__What to produce__. Count how many lines include "сразу" and answer with that number only.

__Dataset content__.
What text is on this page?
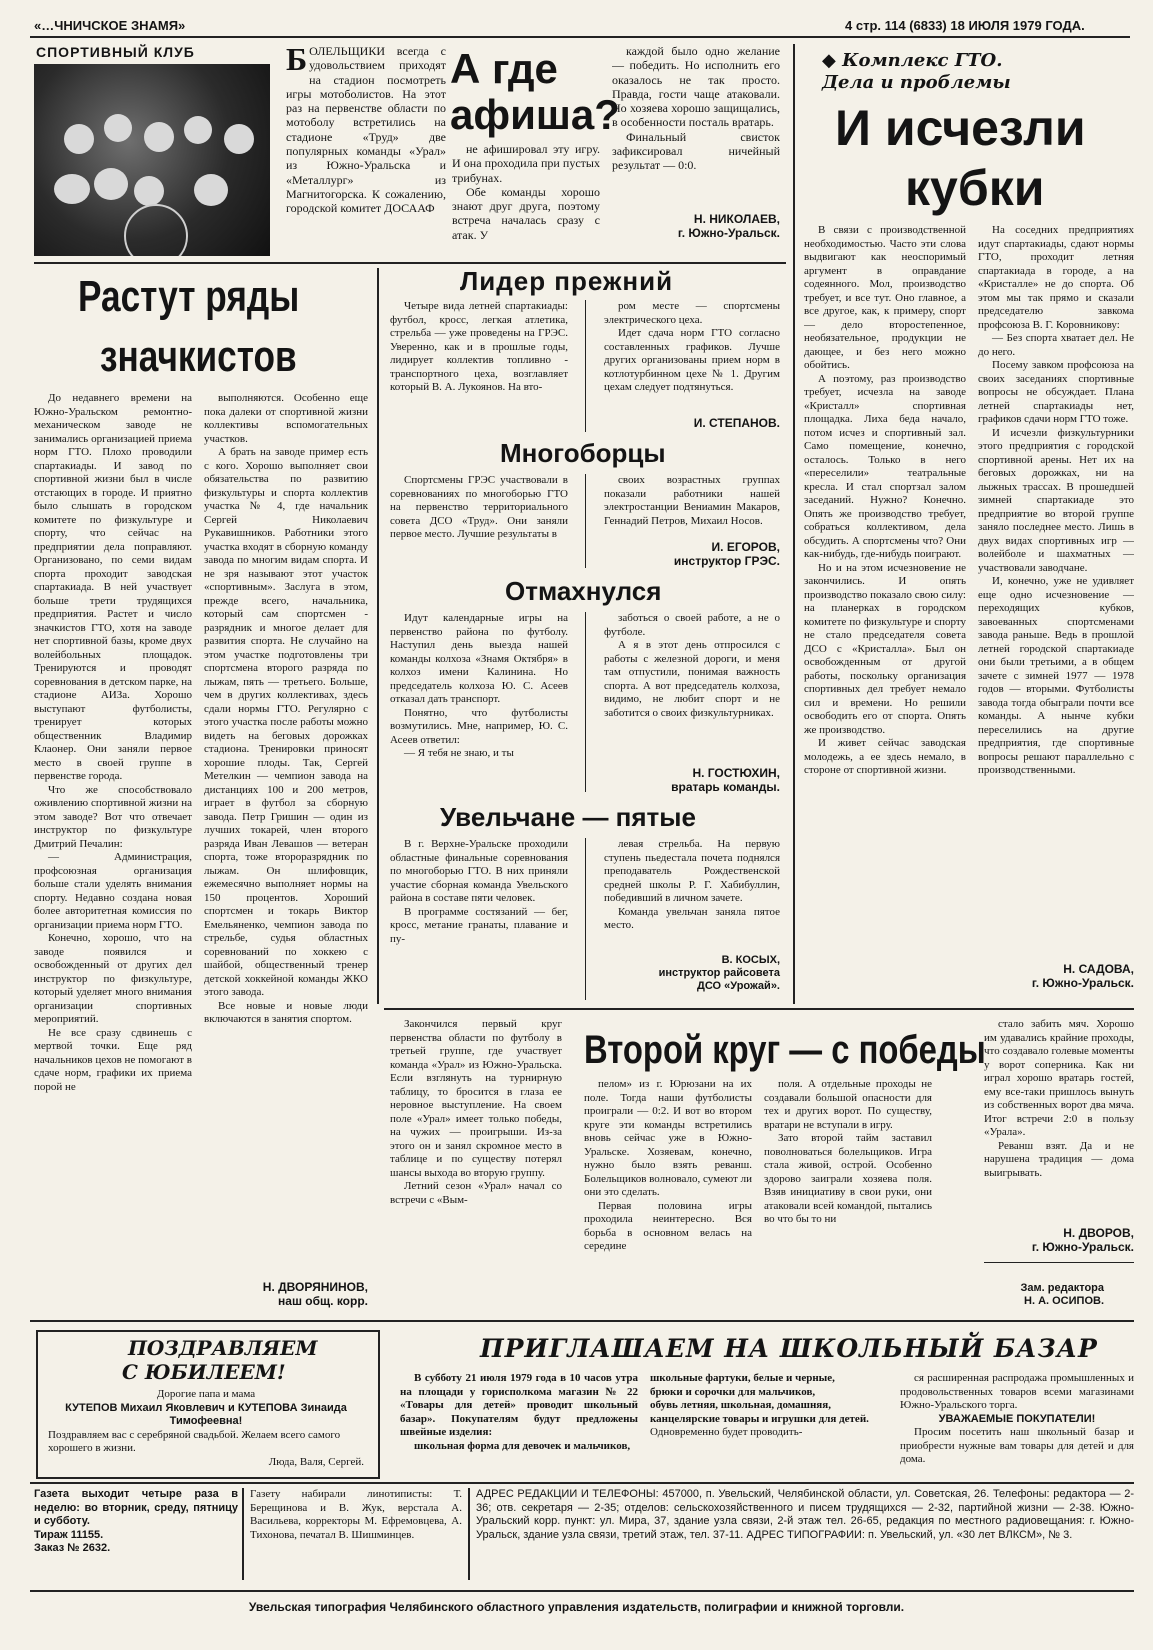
«…ЧНИЧСКОЕ ЗНАМЯ»	4 стр. 114 (6833) 18 ИЮЛЯ 1979 ГОДА.
СПОРТИВНЫЙ КЛУБ	Б ОЛЕЛЬЩИКИ всегда с удовольствием приходят на стадион посмотреть игры мотоболистов. На этот раз на первенстве области по мотоболу встретились на стадионе «Труд» две популярных команды «Урал» из Южно-Уральска и «Металлург» из Магнитогорска. К сожалению, городской комитет ДОСААФ
А где афиша?

не афишировал эту игру. И она проходила при пустых трибунах.

Обе команды хорошо знают друг друга, поэтому встреча началась сразу с атак. У

каждой было одно желание — победить. Но исполнить его оказалось не так просто. Правда, гости чаще атаковали. Но хозяева хорошо защищались, в особенности посталь вратарь.

Финальный свисток зафиксировал ничейный результат — 0:0.

Н. НИКОЛАЕВ,
г. Южно-Уральск.
◆ Комплекс ГТО.
Дела и проблемы
И исчезли
кубки

В связи с производственной необходимостью. Часто эти слова выдвигают как неоспоримый аргумент в оправдание содеянного. Мол, производство требует, и все тут. Оно главное, а все другое, как, к примеру, спорт — дело второстепенное, необязательное, продукции не дающее, и без него можно обойтись.

А поэтому, раз производство требует, исчезла на заводе «Кристалл» спортивная площадка. Лиха беда начало, потом исчез и спортивный зал. Само помещение, конечно, осталось. Только в него «переселили» театральные кресла. И стал спортзал залом заседаний. Нужно? Конечно. Опять же производство требует, собраться коллективом, дела обсудить. А спортсмены что? Они как-нибудь, где-нибудь поиграют.

Но и на этом исчезновение не закончились. И опять производство показало свою силу: на планерках в городском комитете по физкультуре и спорту не стало председателя совета ДСО с «Кристалла». Был он освобожденным от другой работы, поскольку организация спортивных дел требует немало сил и времени. Но решили освободить его от спорта. Опять же производство.

И живет сейчас заводская молодежь, а ее здесь немало, в стороне от спортивной жизни.

На соседних предприятиях идут спартакиады, сдают нормы ГТО, проходит летняя спартакиада в городе, а на «Кристалле» не до спорта. Об этом мы так прямо и сказали председателю завкома профсоюза В. Г. Коровникову:

— Без спорта хватает дел. Не до него.

Посему завком профсоюза на своих заседаниях спортивные вопросы не обсуждает. Плана летней спартакиады нет, графиков сдачи норм ГТО тоже.

И исчезли физкультурники этого предприятия с городской спортивной арены. Нет их на беговых дорожках, ни на лыжных трассах. В прошедшей зимней спартакиаде это предприятие во второй группе заняло последнее место. Лишь в двух видах спортивных игр — волейболе и шахматных — участвовали заводчане.

И, конечно, уже не удивляет еще одно исчезновение — переходящих кубков, завоеванных спортсменами завода раньше. Ведь в прошлой летней городской спартакиаде они были третьими, а в общем зачете с зимней 1977 — 1978 годов — вторыми. Футболисты завода тогда обыграли почти все команды. А нынче кубки переселились на другие предприятия, где спортивные вопросы решают параллельно с производственными.

Н. САДОВА,
г. Южно-Уральск.
Растут ряды
значкистов

До недавнего времени на Южно-Уральском ремонтно-механическом заводе не занимались организацией приема норм ГТО. Плохо проводили спартакиады. И завод по спортивной жизни был в числе отстающих в городе. И приятно было слышать в городском комитете по физкультуре и спорту, что сейчас на предприятии дела поправляют. Организовано, по семи видам спорта проходит заводская спартакиада. В ней участвует больше трети трудящихся предприятия. Растет и число значкистов ГТО, хотя на заводе нет спортивной базы, кроме двух волейбольных площадок. Тренируются и проводят соревнования в детском парке, на стадионе АИЗа. Хорошо выступают футболисты, тренирует которых общественник Владимир Клаонер. Они заняли первое место в своей группе в первенстве города.

Что же способствовало оживлению спортивной жизни на этом заводе? Вот что отвечает инструктор по физкультуре Дмитрий Печалин:

— Администрация, профсоюзная организация больше стали уделять внимания спорту. Недавно создана новая более авторитетная комиссия по организации приема норм ГТО.

Конечно, хорошо, что на заводе появился и освобожденный от других дел инструктор по физкультуре, который уделяет много внимания организации спортивных мероприятий.

Не все сразу сдвинешь с мертвой точки. Еще ряд начальников цехов не помогают в сдаче норм, графики их приема порой не

выполняются. Особенно еще пока далеки от спортивной жизни коллективы вспомогательных участков.

А брать на заводе пример есть с кого. Хорошо выполняет свои обязательства по развитию физкультуры и спорта коллектив участка № 4, где начальник Сергей Николаевич Рукавишников. Работники этого участка входят в сборную команду завода по многим видам спорта. И не зря называют этот участок «спортивным». Заслуга в этом, прежде всего, начальника, который сам спортсмен - разрядник и многое делает для развития спорта. Не случайно на этом участке подготовлены три спортсмена второго разряда по лыжам, пять — третьего. Больше, чем в других коллективах, здесь сдали нормы ГТО. Регулярно с этого участка после работы можно видеть на беговых дорожках стадиона. Тренировки приносят хорошие плоды. Так, Сергей Метелкин — чемпион завода на дистанциях 100 и 200 метров, играет в футбол за сборную завода. Петр Гришин — один из лучших токарей, член второго разряда Иван Левашов — ветеран спорта, тоже второразрядник по лыжам. Он шлифовщик, ежемесячно выполняет нормы на 150 процентов. Хороший спортсмен и токарь Виктор Емельяненко, чемпион завода по стрельбе, судья областных соревнований по хоккею с шайбой, общественный тренер детской хоккейной команды ЖКО этого завода.

Все новые и новые люди включаются в занятия спортом.

Н. ДВОРЯНИНОВ,
наш общ. корр.
Лидер прежний

Четыре вида летней спартакиады: футбол, кросс, легкая атлетика, стрельба — уже проведены на ГРЭС. Уверенно, как и в прошлые годы, лидирует коллектив топливно - транспортного цеха, возглавляет который В. А. Лукоянов. На вто-

ром месте — спортсмены электрического цеха.

Идет сдача норм ГТО согласно составленных графиков. Лучше других организованы прием норм в котлотурбинном цехе № 1. Другим цехам следует подтянуться.

И. СТЕПАНОВ.
Многоборцы

Спортсмены ГРЭС участвовали в соревнованиях по многоборью ГТО на первенство территориального совета ДСО «Труд». Они заняли первое место. Лучшие результаты в

своих возрастных группах показали работники нашей электростанции Вениамин Макаров, Геннадий Петров, Михаил Носов.

И. ЕГОРОВ,
инструктор ГРЭС.
Отмахнулся

Идут календарные игры на первенство района по футболу. Наступил день выезда нашей команды колхоза «Знамя Октября» в колхоз имени Калинина. Но председатель колхоза Ю. С. Асеев отказал дать транспорт.

Понятно, что футболисты возмутились. Мне, например, Ю. С. Асеев ответил:

— Я тебя не знаю, и ты

заботься о своей работе, а не о футболе.

А я в этот день отпросился с работы с железной дороги, и меня там отпустили, понимая важность спорта. А вот председатель колхоза, видимо, не любит спорт и не заботится о своих физкультурниках.

Н. ГОСТЮХИН,
вратарь команды.
Увельчане — пятые

В г. Верхне-Уральске проходили областные финальные соревнования по многоборью ГТО. В них приняли участие сборная команда Увельского района в составе пяти человек.

В программе состязаний — бег, кросс, метание гранаты, плавание и пу-

левая стрельба. На первую ступень пьедестала почета поднялся преподаватель Рождественской средней школы Р. Г. Хабибуллин, победивший в личном зачете.

Команда увельчан заняла пятое место.

В. КОСЫХ,
инструктор райсовета
ДСО «Урожай».

Закончился первый круг первенства области по футболу в третьей группе, где участвует команда «Урал» из Южно-Уральска. Если взглянуть на турнирную таблицу, то бросится в глаза ее неровное выступление. На своем поле «Урал» имеет только победы, на чужих — проигрыши. Из-за этого он и занял скромное место в таблице и по существу потерял шансы выхода во вторую группу.

Летний сезон «Урал» начал со встречи с «Вым-

Второй круг — с победы

пелом» из г. Юрюзани на их поле. Тогда наши футболисты проиграли — 0:2. И вот во втором круге эти команды встретились вновь сейчас уже в Южно-Уральске. Хозяевам, конечно, нужно было взять реванш. Болельщиков волновало, сумеют ли они это сделать.

Первая половина игры проходила неинтересно. Вся борьба в основном велась на середине

поля. А отдельные проходы не создавали большой опасности для тех и других ворот. По существу, вратари не вступали в игру.

Зато второй тайм заставил поволноваться болельщиков. Игра стала живой, острой. Особенно здорово заиграли хозяева поля. Взяв инициативу в свои руки, они атаковали всей командой, пытались во что бы то ни

стало забить мяч. Хорошо им удавались крайние проходы, что создавало голевые моменты у ворот соперника. Как ни играл хорошо вратарь гостей, ему все-таки пришлось вынуть из собственных ворот два мяча. Итог встречи 2:0 в пользу «Урала».

Реванш взят. Да и не нарушена традиция — дома выигрывать.

Н. ДВОРОВ,
г. Южно-Уральск.
Зам. редактора
Н. А. ОСИПОВ.
ПОЗДРАВЛЯЕМ
С ЮБИЛЕЕМ!
Дорогие папа и мама
КУТЕПОВ Михаил Яковлевич и КУТЕПОВА Зинаида Тимофеевна!
Поздравляем вас с серебряной свадьбой. Желаем всего самого хорошего в жизни.
Люда, Валя, Сергей.
ПРИГЛАШАЕМ НА ШКОЛЬНЫЙ БАЗАР

В субботу 21 июля 1979 года в 10 часов утра на площади у горисполкома магазин № 22 «Товары для детей» проводит школьный базар». Покупателям будут предложены швейные изделия:

школьная форма для девочек и мальчиков,

школьные фартуки, белые и черные,
брюки и сорочки для мальчиков,
обувь летняя, школьная, домашняя,
канцелярские товары и игрушки для детей.
Одновременно будет проводить-

ся расширенная распродажа промышленных и продовольственных товаров всеми магазинами Южно-Уральского торга.

УВАЖАЕМЫЕ ПОКУПАТЕЛИ!

Просим посетить наш школьный базар и приобрести нужные вам товары для детей и для дома.

Газета выходит четыре раза в неделю: во вторник, среду, пятницу и субботу.
Тираж 11155.
Заказ № 2632.
Газету набирали линотиписты: Т. Берещинова и В. Жук, верстала А. Васильева, корректоры М. Ефремовцева, А. Тихонова, печатал В. Шишминцев.
АДРЕС РЕДАКЦИИ И ТЕЛЕФОНЫ: 457000, п. Увельский, Челябинской области, ул. Советская, 26. Телефоны: редактора — 2-36; отв. секретаря — 2-35; отделов: сельскохозяйственного и писем трудящихся — 2-32, партийной жизни — 2-38. Южно-Уральский корр. пункт: ул. Мира, 37, здание узла связи, 2-й этаж тел. 26-65, редакция по местного радиовещания: г. Южно-Уральск, здание узла связи, третий этаж, тел. 37-11. АДРЕС ТИПОГРАФИИ: п. Увельский, ул. «30 лет ВЛКСМ», № 3.
Увельская типография Челябинского областного управления издательств, полиграфии и книжной торговли.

__Finished answer__. 2